_TASK DESCRIPTION:_
Nothing in the records may be left out or altered; reproduce them all exactly.

Part of a data file
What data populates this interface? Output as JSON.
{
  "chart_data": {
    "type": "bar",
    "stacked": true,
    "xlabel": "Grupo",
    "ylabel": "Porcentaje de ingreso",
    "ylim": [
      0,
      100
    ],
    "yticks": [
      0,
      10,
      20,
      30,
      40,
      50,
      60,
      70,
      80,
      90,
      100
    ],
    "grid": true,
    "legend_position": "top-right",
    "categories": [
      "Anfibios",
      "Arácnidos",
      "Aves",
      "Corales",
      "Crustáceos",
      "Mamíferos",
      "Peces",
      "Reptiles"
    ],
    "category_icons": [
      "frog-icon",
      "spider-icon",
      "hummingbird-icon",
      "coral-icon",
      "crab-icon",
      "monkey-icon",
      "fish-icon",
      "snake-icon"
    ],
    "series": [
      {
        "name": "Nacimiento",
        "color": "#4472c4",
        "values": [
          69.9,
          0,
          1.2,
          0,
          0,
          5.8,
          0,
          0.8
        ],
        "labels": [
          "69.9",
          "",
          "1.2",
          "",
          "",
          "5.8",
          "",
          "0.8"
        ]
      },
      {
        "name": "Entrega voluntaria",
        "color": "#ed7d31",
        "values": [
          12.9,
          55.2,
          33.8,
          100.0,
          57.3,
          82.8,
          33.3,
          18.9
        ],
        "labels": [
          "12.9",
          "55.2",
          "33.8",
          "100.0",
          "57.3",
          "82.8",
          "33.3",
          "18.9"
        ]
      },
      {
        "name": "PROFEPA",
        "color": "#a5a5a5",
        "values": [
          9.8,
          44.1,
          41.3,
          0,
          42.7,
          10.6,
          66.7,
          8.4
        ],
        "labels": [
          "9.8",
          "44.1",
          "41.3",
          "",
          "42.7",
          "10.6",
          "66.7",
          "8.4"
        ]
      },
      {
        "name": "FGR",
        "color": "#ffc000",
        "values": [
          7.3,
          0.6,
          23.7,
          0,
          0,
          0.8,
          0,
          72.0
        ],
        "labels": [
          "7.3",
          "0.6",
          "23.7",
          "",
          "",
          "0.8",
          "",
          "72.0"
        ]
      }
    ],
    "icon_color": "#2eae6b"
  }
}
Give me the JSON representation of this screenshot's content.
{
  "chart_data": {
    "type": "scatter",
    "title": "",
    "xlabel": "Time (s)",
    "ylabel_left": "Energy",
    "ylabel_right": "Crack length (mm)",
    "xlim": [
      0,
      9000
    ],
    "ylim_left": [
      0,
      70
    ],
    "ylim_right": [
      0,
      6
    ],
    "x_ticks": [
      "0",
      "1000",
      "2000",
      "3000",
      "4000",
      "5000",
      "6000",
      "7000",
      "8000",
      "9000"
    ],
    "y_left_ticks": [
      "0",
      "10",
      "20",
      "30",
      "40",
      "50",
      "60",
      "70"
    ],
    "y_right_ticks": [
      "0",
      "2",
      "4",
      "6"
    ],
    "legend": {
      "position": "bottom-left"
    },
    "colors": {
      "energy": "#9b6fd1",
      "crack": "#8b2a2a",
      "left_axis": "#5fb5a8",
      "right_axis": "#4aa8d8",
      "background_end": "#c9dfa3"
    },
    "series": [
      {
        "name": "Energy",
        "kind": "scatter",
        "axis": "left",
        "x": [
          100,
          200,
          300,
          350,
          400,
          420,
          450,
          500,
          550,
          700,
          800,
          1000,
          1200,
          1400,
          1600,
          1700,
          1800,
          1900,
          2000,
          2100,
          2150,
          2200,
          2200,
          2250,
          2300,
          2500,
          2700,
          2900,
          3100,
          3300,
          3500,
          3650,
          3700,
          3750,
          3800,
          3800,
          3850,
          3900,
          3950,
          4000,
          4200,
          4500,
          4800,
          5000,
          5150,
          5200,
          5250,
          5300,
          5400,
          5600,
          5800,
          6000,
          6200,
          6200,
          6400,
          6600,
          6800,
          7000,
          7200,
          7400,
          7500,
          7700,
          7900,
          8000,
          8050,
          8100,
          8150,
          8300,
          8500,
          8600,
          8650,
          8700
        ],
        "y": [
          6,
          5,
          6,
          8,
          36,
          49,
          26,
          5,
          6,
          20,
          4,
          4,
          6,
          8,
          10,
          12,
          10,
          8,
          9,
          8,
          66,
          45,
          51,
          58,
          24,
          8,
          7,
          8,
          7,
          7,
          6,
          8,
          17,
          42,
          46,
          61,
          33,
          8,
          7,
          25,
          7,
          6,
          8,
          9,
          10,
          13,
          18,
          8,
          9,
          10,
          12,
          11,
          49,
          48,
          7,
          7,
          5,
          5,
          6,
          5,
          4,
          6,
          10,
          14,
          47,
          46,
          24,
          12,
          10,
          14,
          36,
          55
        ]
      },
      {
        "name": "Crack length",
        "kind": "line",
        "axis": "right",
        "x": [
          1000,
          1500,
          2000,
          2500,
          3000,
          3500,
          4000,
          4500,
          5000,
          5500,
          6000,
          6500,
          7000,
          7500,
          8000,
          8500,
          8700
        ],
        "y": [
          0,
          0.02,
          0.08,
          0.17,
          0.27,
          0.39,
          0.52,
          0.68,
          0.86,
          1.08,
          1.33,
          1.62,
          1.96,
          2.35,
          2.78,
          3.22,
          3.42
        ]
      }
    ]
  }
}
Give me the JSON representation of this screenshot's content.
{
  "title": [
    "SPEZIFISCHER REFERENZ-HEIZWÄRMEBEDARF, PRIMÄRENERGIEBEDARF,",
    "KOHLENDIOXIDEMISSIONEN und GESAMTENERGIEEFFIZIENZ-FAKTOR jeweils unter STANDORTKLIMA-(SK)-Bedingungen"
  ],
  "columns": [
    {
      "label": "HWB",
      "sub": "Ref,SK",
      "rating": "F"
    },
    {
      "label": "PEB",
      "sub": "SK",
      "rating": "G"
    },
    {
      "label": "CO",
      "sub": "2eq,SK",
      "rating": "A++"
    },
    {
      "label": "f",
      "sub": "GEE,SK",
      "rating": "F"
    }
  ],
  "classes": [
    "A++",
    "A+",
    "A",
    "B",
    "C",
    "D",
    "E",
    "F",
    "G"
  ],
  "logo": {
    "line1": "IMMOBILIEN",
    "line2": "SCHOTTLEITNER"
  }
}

_THE SOLUTION:_
What data populates this interface? Output as JSON.
{
  "chart_data": {
    "type": "bar",
    "stacked": true,
    "xlabel": "Grupo",
    "ylabel": "Porcentaje de ingreso",
    "ylim": [
      0,
      100
    ],
    "yticks": [
      0,
      10,
      20,
      30,
      40,
      50,
      60,
      70,
      80,
      90,
      100
    ],
    "grid": true,
    "legend_position": "top-right",
    "categories": [
      "Anfibios",
      "Arácnidos",
      "Aves",
      "Corales",
      "Crustáceos",
      "Mamíferos",
      "Peces",
      "Reptiles"
    ],
    "category_icons": [
      "frog-icon",
      "spider-icon",
      "hummingbird-icon",
      "coral-icon",
      "crab-icon",
      "monkey-icon",
      "fish-icon",
      "snake-icon"
    ],
    "series": [
      {
        "name": "Nacimiento",
        "color": "#4472c4",
        "values": [
          69.9,
          0,
          1.2,
          0,
          0,
          5.8,
          0,
          0.8
        ],
        "labels": [
          "69.9",
          "",
          "1.2",
          "",
          "",
          "5.8",
          "",
          "0.8"
        ]
      },
      {
        "name": "Entrega voluntaria",
        "color": "#ed7d31",
        "values": [
          12.9,
          55.2,
          33.8,
          100.0,
          57.3,
          82.8,
          33.3,
          18.9
        ],
        "labels": [
          "12.9",
          "55.2",
          "33.8",
          "100.0",
          "57.3",
          "82.8",
          "33.3",
          "18.9"
        ]
      },
      {
        "name": "PROFEPA",
        "color": "#a5a5a5",
        "values": [
          9.8,
          44.1,
          41.3,
          0,
          42.7,
          10.6,
          66.7,
          8.4
        ],
        "labels": [
          "9.8",
          "44.1",
          "41.3",
          "",
          "42.7",
          "10.6",
          "66.7",
          "8.4"
        ]
      },
      {
        "name": "FGR",
        "color": "#ffc000",
        "values": [
          7.3,
          0.6,
          23.7,
          0,
          0,
          0.8,
          0,
          72.0
        ],
        "labels": [
          "7.3",
          "0.6",
          "23.7",
          "",
          "",
          "0.8",
          "",
          "72.0"
        ]
      }
    ],
    "icon_color": "#2eae6b"
  }
}
Give me the JSON representation of this screenshot's content.
{
  "chart_data": {
    "type": "scatter",
    "title": "",
    "xlabel": "Time (s)",
    "ylabel_left": "Energy",
    "ylabel_right": "Crack length (mm)",
    "xlim": [
      0,
      9000
    ],
    "ylim_left": [
      0,
      70
    ],
    "ylim_right": [
      0,
      6
    ],
    "x_ticks": [
      "0",
      "1000",
      "2000",
      "3000",
      "4000",
      "5000",
      "6000",
      "7000",
      "8000",
      "9000"
    ],
    "y_left_ticks": [
      "0",
      "10",
      "20",
      "30",
      "40",
      "50",
      "60",
      "70"
    ],
    "y_right_ticks": [
      "0",
      "2",
      "4",
      "6"
    ],
    "legend": {
      "position": "bottom-left"
    },
    "colors": {
      "energy": "#9b6fd1",
      "crack": "#8b2a2a",
      "left_axis": "#5fb5a8",
      "right_axis": "#4aa8d8",
      "background_end": "#c9dfa3"
    },
    "series": [
      {
        "name": "Energy",
        "kind": "scatter",
        "axis": "left",
        "x": [
          100,
          200,
          300,
          350,
          400,
          420,
          450,
          500,
          550,
          700,
          800,
          1000,
          1200,
          1400,
          1600,
          1700,
          1800,
          1900,
          2000,
          2100,
          2150,
          2200,
          2200,
          2250,
          2300,
          2500,
          2700,
          2900,
          3100,
          3300,
          3500,
          3650,
          3700,
          3750,
          3800,
          3800,
          3850,
          3900,
          3950,
          4000,
          4200,
          4500,
          4800,
          5000,
          5150,
          5200,
          5250,
          5300,
          5400,
          5600,
          5800,
          6000,
          6200,
          6200,
          6400,
          6600,
          6800,
          7000,
          7200,
          7400,
          7500,
          7700,
          7900,
          8000,
          8050,
          8100,
          8150,
          8300,
          8500,
          8600,
          8650,
          8700
        ],
        "y": [
          6,
          5,
          6,
          8,
          36,
          49,
          26,
          5,
          6,
          20,
          4,
          4,
          6,
          8,
          10,
          12,
          10,
          8,
          9,
          8,
          66,
          45,
          51,
          58,
          24,
          8,
          7,
          8,
          7,
          7,
          6,
          8,
          17,
          42,
          46,
          61,
          33,
          8,
          7,
          25,
          7,
          6,
          8,
          9,
          10,
          13,
          18,
          8,
          9,
          10,
          12,
          11,
          49,
          48,
          7,
          7,
          5,
          5,
          6,
          5,
          4,
          6,
          10,
          14,
          47,
          46,
          24,
          12,
          10,
          14,
          36,
          55
        ]
      },
      {
        "name": "Crack length",
        "kind": "line",
        "axis": "right",
        "x": [
          1000,
          1500,
          2000,
          2500,
          3000,
          3500,
          4000,
          4500,
          5000,
          5500,
          6000,
          6500,
          7000,
          7500,
          8000,
          8500,
          8700
        ],
        "y": [
          0,
          0.02,
          0.08,
          0.17,
          0.27,
          0.39,
          0.52,
          0.68,
          0.86,
          1.08,
          1.33,
          1.62,
          1.96,
          2.35,
          2.78,
          3.22,
          3.42
        ]
      }
    ]
  }
}
Give me the JSON representation of this screenshot's content.
{
  "title": [
    "SPEZIFISCHER REFERENZ-HEIZWÄRMEBEDARF, PRIMÄRENERGIEBEDARF,",
    "KOHLENDIOXIDEMISSIONEN und GESAMTENERGIEEFFIZIENZ-FAKTOR jeweils unter STANDORTKLIMA-(SK)-Bedingungen"
  ],
  "columns": [
    {
      "label": "HWB",
      "sub": "Ref,SK",
      "rating": "F"
    },
    {
      "label": "PEB",
      "sub": "SK",
      "rating": "G"
    },
    {
      "label": "CO",
      "sub": "2eq,SK",
      "rating": "A++"
    },
    {
      "label": "f",
      "sub": "GEE,SK",
      "rating": "F"
    }
  ],
  "classes": [
    "A++",
    "A+",
    "A",
    "B",
    "C",
    "D",
    "E",
    "F",
    "G"
  ],
  "logo": {
    "line1": "IMMOBILIEN",
    "line2": "SCHOTTLEITNER"
  }
}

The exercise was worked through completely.